* start *

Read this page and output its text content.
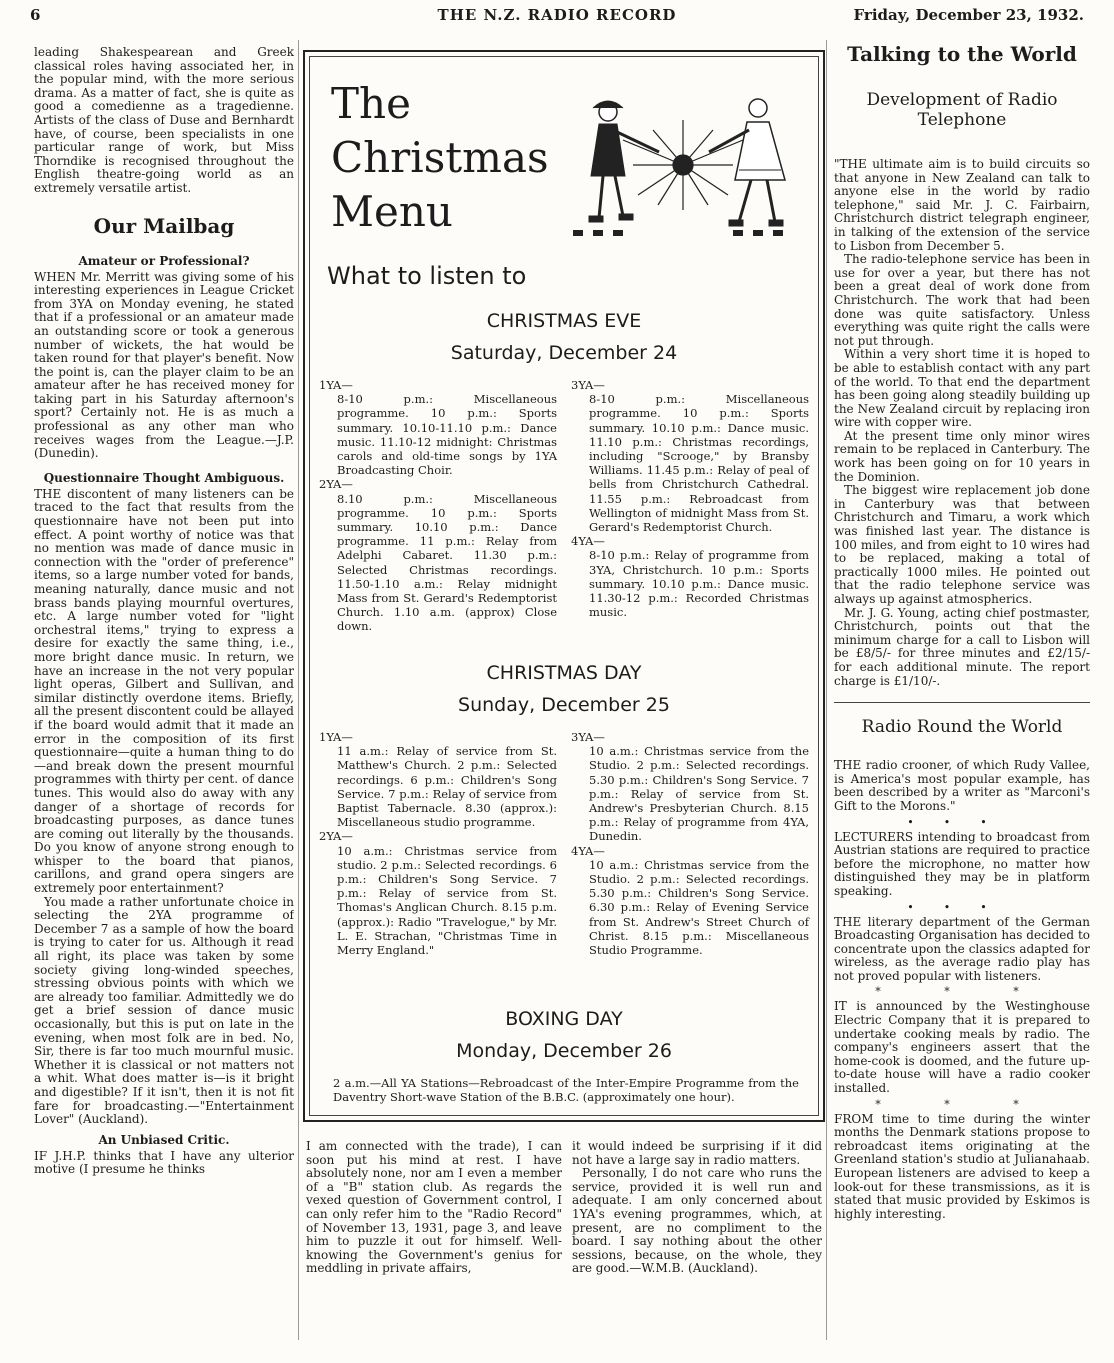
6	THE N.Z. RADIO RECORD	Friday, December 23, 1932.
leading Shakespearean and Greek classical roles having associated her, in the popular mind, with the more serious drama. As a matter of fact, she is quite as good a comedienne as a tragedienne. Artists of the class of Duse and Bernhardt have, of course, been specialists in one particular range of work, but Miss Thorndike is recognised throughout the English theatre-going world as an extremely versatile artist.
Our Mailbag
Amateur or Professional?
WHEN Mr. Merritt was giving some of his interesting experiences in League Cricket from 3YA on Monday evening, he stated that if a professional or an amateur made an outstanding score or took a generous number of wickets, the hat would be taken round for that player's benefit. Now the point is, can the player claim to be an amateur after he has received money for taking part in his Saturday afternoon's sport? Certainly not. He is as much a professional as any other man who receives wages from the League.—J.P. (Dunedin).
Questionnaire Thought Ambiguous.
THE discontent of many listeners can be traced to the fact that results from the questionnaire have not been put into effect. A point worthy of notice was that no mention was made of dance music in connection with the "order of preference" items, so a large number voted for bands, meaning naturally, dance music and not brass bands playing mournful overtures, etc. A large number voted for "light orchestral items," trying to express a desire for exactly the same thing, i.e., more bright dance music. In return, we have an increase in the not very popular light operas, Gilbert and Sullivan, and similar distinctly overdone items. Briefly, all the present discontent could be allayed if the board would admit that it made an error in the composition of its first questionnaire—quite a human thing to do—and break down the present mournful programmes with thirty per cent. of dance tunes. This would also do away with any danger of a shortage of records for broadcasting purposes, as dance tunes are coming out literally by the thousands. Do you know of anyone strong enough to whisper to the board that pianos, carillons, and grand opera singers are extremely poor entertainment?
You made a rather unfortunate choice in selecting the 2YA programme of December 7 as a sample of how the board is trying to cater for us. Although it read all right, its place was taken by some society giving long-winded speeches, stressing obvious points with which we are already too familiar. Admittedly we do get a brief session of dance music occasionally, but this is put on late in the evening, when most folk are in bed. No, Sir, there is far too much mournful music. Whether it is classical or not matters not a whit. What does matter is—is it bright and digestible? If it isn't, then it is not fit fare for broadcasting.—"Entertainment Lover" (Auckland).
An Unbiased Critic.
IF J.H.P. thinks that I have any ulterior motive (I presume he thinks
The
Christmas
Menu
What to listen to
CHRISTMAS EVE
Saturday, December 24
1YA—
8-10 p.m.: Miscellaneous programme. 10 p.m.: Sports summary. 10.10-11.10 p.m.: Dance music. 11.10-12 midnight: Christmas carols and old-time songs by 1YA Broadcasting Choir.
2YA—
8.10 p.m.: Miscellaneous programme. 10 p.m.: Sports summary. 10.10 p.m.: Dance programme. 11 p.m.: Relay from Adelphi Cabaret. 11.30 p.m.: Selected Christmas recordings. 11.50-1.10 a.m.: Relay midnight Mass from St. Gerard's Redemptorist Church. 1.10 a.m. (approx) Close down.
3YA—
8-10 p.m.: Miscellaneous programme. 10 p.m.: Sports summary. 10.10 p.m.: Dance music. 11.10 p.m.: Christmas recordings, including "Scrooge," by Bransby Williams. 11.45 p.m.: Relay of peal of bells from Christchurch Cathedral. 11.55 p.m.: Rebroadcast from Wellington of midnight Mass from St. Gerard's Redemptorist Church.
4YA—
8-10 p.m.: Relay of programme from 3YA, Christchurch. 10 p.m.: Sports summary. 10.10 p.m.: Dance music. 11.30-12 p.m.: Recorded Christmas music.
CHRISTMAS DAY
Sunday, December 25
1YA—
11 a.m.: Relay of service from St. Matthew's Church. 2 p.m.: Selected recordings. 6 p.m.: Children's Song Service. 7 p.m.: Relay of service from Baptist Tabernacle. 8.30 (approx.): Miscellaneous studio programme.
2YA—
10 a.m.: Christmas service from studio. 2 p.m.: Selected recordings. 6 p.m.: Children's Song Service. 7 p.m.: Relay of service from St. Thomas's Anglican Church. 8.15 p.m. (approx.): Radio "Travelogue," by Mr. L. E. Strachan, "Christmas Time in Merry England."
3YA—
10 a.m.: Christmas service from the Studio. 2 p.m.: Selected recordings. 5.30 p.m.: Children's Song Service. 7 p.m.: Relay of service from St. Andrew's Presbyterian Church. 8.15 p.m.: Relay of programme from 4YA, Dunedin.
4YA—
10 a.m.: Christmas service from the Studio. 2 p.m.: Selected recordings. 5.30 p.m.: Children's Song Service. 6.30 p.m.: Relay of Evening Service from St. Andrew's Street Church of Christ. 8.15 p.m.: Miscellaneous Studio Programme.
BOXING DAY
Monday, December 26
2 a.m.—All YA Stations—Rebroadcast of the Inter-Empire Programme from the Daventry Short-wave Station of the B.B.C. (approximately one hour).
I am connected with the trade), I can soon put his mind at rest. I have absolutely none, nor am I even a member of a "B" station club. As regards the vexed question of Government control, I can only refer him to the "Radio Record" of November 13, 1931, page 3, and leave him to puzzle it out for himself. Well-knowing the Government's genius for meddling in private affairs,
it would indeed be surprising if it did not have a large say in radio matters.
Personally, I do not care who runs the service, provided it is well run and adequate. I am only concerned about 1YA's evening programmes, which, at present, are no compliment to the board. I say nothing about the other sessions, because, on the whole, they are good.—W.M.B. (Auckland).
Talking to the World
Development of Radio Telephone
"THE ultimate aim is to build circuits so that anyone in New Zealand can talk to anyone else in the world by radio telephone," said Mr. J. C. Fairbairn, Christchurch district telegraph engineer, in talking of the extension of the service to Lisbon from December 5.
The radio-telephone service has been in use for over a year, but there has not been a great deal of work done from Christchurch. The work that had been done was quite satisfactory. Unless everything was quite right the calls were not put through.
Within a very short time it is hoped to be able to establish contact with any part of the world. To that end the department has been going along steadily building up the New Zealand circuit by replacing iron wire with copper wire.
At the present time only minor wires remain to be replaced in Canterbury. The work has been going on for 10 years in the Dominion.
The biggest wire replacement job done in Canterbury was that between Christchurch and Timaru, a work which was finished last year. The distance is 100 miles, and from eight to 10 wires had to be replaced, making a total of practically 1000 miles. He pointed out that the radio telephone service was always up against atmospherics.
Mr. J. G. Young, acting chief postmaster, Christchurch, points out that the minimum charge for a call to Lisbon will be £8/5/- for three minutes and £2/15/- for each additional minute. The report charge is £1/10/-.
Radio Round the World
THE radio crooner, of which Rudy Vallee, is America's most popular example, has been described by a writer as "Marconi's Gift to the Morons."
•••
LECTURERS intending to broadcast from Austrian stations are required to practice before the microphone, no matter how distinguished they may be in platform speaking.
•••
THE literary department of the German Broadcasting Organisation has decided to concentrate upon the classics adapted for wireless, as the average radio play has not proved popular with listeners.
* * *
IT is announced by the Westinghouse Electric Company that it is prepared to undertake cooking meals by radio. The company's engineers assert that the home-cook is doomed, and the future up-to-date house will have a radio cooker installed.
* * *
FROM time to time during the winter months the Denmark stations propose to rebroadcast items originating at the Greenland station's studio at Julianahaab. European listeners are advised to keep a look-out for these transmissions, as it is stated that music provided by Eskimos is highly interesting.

* end *

» Given problem
Go through the material above and count the lines that include "bright". Give the number alone.

» Exercise result
2